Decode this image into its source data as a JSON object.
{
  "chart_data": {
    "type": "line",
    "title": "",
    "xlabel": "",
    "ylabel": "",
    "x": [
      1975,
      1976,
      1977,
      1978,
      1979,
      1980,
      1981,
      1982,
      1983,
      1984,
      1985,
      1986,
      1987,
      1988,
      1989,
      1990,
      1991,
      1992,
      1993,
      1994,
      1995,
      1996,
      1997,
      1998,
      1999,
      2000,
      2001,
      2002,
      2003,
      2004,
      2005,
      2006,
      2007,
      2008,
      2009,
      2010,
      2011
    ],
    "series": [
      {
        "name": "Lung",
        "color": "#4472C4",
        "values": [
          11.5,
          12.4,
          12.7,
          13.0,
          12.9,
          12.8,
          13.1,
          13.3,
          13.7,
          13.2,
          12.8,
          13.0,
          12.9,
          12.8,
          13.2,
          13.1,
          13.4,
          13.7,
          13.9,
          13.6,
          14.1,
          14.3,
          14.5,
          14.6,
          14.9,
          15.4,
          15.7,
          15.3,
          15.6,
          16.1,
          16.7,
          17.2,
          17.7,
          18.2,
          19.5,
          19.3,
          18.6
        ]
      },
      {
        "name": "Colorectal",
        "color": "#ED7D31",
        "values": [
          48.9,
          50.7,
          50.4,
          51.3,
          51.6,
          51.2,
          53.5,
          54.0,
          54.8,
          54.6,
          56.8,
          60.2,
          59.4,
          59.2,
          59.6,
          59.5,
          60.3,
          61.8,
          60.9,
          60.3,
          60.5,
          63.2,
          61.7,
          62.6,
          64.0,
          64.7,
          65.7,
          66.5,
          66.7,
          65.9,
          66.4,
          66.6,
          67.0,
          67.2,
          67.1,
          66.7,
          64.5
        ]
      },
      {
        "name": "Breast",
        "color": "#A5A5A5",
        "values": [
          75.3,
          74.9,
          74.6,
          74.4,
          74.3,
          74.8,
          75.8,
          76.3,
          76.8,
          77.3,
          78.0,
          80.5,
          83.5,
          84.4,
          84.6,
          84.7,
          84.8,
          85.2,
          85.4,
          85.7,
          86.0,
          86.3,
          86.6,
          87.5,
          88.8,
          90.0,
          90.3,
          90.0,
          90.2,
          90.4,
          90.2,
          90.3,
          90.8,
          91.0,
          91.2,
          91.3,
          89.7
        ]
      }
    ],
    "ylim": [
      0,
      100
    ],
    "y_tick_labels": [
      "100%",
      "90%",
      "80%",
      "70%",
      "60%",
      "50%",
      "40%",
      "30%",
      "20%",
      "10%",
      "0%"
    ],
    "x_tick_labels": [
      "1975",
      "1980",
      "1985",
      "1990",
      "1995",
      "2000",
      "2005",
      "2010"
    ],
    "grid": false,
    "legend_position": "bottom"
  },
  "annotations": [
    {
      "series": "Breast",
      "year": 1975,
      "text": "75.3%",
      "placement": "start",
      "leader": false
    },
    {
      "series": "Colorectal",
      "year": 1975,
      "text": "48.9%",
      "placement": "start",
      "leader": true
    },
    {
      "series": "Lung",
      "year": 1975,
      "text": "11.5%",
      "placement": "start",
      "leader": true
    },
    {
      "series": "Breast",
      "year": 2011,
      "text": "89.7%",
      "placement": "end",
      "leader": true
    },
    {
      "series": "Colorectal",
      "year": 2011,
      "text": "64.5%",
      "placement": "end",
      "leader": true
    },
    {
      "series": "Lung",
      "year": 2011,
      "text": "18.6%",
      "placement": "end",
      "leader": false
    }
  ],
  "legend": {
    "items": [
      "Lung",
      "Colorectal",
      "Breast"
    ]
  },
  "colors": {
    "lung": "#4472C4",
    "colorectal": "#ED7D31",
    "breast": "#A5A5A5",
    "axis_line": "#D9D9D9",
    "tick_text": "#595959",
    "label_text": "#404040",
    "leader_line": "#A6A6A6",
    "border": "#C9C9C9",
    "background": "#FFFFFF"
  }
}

------------

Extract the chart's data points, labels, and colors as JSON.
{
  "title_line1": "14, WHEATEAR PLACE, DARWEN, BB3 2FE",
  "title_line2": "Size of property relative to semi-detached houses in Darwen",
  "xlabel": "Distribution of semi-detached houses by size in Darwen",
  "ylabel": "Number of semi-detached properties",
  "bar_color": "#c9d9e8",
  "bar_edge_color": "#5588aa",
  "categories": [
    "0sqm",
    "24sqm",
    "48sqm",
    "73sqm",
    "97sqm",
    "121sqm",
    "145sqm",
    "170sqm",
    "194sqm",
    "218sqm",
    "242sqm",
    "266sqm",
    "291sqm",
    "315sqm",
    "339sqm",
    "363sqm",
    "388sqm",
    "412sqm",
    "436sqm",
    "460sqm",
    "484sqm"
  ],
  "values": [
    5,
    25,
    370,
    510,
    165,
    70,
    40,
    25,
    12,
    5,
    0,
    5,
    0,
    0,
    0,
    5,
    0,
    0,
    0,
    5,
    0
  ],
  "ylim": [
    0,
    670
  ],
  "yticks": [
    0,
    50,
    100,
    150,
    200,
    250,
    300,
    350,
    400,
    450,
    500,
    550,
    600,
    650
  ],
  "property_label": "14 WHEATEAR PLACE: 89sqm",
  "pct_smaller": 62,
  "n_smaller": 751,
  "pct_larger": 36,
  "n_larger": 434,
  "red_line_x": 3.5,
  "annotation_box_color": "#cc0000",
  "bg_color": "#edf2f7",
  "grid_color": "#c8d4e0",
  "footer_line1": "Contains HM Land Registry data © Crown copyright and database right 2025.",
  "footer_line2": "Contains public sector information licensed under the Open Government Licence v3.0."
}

------------

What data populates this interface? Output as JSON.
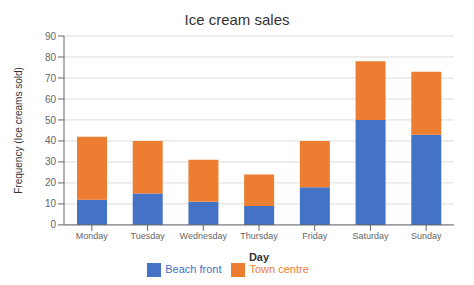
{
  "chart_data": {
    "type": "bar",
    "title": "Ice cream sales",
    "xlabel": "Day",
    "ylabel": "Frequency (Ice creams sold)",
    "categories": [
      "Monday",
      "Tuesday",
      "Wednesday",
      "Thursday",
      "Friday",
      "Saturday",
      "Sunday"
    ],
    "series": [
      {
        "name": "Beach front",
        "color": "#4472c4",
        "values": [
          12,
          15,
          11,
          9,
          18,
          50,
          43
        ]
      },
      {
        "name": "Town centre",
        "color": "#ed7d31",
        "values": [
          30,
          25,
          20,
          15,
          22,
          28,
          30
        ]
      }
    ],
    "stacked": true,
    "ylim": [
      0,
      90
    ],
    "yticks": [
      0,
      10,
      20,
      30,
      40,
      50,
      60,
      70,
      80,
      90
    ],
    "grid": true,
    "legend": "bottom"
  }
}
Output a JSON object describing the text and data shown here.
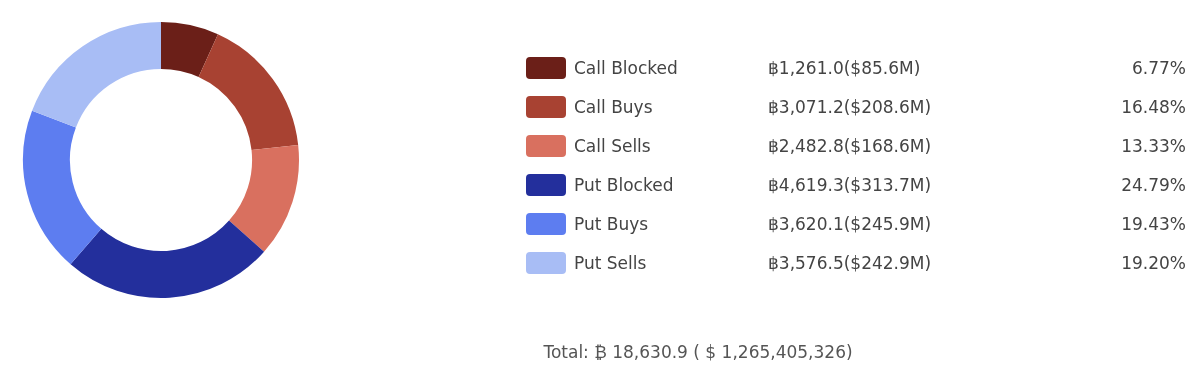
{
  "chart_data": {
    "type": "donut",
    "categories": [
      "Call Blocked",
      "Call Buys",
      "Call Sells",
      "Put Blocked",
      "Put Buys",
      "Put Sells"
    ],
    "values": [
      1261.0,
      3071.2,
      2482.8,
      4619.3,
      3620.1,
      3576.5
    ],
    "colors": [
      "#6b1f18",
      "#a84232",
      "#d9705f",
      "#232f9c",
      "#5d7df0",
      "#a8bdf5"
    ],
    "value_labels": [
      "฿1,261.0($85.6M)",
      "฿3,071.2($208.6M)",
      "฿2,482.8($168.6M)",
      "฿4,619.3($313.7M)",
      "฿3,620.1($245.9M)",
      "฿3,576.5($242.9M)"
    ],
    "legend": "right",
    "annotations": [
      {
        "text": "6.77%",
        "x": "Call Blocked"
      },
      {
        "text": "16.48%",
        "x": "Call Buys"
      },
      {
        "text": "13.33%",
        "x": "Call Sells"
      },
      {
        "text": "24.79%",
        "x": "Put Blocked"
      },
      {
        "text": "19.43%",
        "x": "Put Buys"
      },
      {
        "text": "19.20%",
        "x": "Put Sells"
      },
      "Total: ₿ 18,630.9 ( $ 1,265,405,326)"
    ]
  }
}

------------

→ Work instructions: How many lines in these records hold the string "WHEATEAR"? Reply with the number alone.

→ Result of this task: 2